What you should do:
Your task is to extract every line from the material below exactly.

Records supplied:
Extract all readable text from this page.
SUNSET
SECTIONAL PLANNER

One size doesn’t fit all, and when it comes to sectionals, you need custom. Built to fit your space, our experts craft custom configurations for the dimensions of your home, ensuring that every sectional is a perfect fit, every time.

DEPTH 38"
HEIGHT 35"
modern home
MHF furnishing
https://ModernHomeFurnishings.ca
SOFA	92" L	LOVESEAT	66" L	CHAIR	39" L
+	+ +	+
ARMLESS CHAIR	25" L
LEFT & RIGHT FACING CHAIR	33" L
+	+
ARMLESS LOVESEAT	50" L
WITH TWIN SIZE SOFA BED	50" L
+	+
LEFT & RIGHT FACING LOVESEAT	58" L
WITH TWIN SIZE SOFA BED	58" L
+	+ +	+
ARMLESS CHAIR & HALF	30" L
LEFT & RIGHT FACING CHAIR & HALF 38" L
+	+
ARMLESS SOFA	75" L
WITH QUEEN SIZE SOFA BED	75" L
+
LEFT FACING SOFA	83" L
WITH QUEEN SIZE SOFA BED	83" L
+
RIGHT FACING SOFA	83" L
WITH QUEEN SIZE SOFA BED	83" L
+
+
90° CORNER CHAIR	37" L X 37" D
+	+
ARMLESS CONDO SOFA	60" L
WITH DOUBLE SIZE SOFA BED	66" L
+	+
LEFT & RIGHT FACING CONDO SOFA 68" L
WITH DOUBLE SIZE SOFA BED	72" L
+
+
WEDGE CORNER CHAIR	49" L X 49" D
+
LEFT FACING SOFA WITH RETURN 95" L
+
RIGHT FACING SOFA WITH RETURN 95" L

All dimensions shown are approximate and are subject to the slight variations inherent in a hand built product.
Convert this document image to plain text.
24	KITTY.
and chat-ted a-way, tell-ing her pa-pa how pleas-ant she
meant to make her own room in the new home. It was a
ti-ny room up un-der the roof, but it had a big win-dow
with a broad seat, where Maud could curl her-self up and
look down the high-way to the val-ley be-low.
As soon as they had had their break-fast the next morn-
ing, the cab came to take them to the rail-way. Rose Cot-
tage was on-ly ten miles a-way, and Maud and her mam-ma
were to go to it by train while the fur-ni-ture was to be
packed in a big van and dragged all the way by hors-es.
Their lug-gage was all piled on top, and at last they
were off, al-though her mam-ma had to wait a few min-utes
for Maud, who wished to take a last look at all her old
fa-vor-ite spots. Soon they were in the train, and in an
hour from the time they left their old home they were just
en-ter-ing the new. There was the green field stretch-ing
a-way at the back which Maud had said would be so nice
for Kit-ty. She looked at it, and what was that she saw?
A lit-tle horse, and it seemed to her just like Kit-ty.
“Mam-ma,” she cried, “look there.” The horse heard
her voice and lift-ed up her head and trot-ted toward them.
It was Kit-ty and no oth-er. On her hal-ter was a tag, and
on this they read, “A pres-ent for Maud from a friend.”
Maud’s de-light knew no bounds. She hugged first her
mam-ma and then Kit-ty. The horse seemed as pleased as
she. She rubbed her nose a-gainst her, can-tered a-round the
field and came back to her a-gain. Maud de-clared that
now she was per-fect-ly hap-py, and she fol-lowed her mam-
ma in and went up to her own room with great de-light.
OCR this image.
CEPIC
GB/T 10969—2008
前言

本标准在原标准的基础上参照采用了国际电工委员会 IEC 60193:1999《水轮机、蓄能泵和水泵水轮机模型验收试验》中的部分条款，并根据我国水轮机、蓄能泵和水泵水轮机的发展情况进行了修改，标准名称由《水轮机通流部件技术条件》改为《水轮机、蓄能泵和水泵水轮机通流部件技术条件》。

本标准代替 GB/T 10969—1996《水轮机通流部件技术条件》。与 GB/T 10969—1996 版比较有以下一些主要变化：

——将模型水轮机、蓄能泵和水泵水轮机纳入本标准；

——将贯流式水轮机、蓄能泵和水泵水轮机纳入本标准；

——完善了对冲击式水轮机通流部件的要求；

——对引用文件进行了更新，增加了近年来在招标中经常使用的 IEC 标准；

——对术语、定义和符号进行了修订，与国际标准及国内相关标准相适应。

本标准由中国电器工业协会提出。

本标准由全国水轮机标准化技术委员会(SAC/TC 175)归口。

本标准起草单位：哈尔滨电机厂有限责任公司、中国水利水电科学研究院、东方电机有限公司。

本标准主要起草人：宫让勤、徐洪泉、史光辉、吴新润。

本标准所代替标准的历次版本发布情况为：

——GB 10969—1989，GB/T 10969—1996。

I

Completed exercise:
Extract all readable text from this page.
SUNSET
SECTIONAL PLANNER

One size doesn’t fit all, and when it comes to sectionals, you need custom. Built to fit your space, our experts craft custom configurations for the dimensions of your home, ensuring that every sectional is a perfect fit, every time.

DEPTH 38"
HEIGHT 35"
modern home
MHF furnishing
https://ModernHomeFurnishings.ca
SOFA	92" L	LOVESEAT	66" L	CHAIR	39" L
+	+ +	+
ARMLESS CHAIR	25" L
LEFT & RIGHT FACING CHAIR	33" L
+	+
ARMLESS LOVESEAT	50" L
WITH TWIN SIZE SOFA BED	50" L
+	+
LEFT & RIGHT FACING LOVESEAT	58" L
WITH TWIN SIZE SOFA BED	58" L
+	+ +	+
ARMLESS CHAIR & HALF	30" L
LEFT & RIGHT FACING CHAIR & HALF 38" L
+	+
ARMLESS SOFA	75" L
WITH QUEEN SIZE SOFA BED	75" L
+
LEFT FACING SOFA	83" L
WITH QUEEN SIZE SOFA BED	83" L
+
RIGHT FACING SOFA	83" L
WITH QUEEN SIZE SOFA BED	83" L
+
+
90° CORNER CHAIR	37" L X 37" D
+	+
ARMLESS CONDO SOFA	60" L
WITH DOUBLE SIZE SOFA BED	66" L
+	+
LEFT & RIGHT FACING CONDO SOFA 68" L
WITH DOUBLE SIZE SOFA BED	72" L
+
+
WEDGE CORNER CHAIR	49" L X 49" D
+
LEFT FACING SOFA WITH RETURN 95" L
+
RIGHT FACING SOFA WITH RETURN 95" L

All dimensions shown are approximate and are subject to the slight variations inherent in a hand built product.
Convert this document image to plain text.
24	KITTY.
and chat-ted a-way, tell-ing her pa-pa how pleas-ant she
meant to make her own room in the new home. It was a
ti-ny room up un-der the roof, but it had a big win-dow
with a broad seat, where Maud could curl her-self up and
look down the high-way to the val-ley be-low.
As soon as they had had their break-fast the next morn-
ing, the cab came to take them to the rail-way. Rose Cot-
tage was on-ly ten miles a-way, and Maud and her mam-ma
were to go to it by train while the fur-ni-ture was to be
packed in a big van and dragged all the way by hors-es.
Their lug-gage was all piled on top, and at last they
were off, al-though her mam-ma had to wait a few min-utes
for Maud, who wished to take a last look at all her old
fa-vor-ite spots. Soon they were in the train, and in an
hour from the time they left their old home they were just
en-ter-ing the new. There was the green field stretch-ing
a-way at the back which Maud had said would be so nice
for Kit-ty. She looked at it, and what was that she saw?
A lit-tle horse, and it seemed to her just like Kit-ty.
“Mam-ma,” she cried, “look there.” The horse heard
her voice and lift-ed up her head and trot-ted toward them.
It was Kit-ty and no oth-er. On her hal-ter was a tag, and
on this they read, “A pres-ent for Maud from a friend.”
Maud’s de-light knew no bounds. She hugged first her
mam-ma and then Kit-ty. The horse seemed as pleased as
she. She rubbed her nose a-gainst her, can-tered a-round the
field and came back to her a-gain. Maud de-clared that
now she was per-fect-ly hap-py, and she fol-lowed her mam-
ma in and went up to her own room with great de-light.
OCR this image.
CEPIC
GB/T 10969—2008
前言

本标准在原标准的基础上参照采用了国际电工委员会 IEC 60193:1999《水轮机、蓄能泵和水泵水轮机模型验收试验》中的部分条款，并根据我国水轮机、蓄能泵和水泵水轮机的发展情况进行了修改，标准名称由《水轮机通流部件技术条件》改为《水轮机、蓄能泵和水泵水轮机通流部件技术条件》。

本标准代替 GB/T 10969—1996《水轮机通流部件技术条件》。与 GB/T 10969—1996 版比较有以下一些主要变化：

——将模型水轮机、蓄能泵和水泵水轮机纳入本标准；

——将贯流式水轮机、蓄能泵和水泵水轮机纳入本标准；

——完善了对冲击式水轮机通流部件的要求；

——对引用文件进行了更新，增加了近年来在招标中经常使用的 IEC 标准；

——对术语、定义和符号进行了修订，与国际标准及国内相关标准相适应。

本标准由中国电器工业协会提出。

本标准由全国水轮机标准化技术委员会(SAC/TC 175)归口。

本标准起草单位：哈尔滨电机厂有限责任公司、中国水利水电科学研究院、东方电机有限公司。

本标准主要起草人：宫让勤、徐洪泉、史光辉、吴新润。

本标准所代替标准的历次版本发布情况为：

——GB 10969—1989，GB/T 10969—1996。

I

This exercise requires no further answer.